Goal: Gather all lines from the material that contain "this".

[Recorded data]
________________________________________

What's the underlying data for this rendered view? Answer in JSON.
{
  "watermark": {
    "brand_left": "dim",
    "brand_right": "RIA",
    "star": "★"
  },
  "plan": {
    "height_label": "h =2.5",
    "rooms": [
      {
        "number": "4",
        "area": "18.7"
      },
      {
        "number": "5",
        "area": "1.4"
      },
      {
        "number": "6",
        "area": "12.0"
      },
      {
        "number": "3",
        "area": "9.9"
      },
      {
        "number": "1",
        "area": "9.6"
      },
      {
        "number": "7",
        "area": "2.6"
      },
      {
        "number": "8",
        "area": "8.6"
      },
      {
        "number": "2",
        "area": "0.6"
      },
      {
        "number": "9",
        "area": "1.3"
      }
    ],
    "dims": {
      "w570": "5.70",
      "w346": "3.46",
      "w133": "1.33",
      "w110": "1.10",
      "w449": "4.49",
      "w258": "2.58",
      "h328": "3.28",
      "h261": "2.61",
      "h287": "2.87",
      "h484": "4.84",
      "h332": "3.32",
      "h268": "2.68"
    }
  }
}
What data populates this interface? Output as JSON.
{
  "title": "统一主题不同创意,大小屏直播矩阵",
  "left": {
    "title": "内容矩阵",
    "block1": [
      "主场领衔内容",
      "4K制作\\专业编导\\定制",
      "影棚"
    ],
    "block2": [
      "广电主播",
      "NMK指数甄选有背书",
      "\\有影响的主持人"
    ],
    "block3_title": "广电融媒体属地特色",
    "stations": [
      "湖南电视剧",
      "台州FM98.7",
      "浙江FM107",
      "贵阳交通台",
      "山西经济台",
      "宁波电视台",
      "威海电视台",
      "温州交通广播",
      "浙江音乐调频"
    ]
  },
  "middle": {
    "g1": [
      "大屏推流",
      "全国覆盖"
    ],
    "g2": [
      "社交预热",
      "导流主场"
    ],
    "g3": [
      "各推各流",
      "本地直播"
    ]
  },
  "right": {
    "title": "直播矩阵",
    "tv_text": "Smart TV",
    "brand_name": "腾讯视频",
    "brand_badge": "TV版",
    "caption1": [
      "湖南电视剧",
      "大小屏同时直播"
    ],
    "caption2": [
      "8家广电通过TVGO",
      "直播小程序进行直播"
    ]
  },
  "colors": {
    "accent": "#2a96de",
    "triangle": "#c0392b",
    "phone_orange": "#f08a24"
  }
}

________________________________________

The response:
What's the underlying data for this rendered view? Answer in JSON.
What data populates this interface? Output as JSON.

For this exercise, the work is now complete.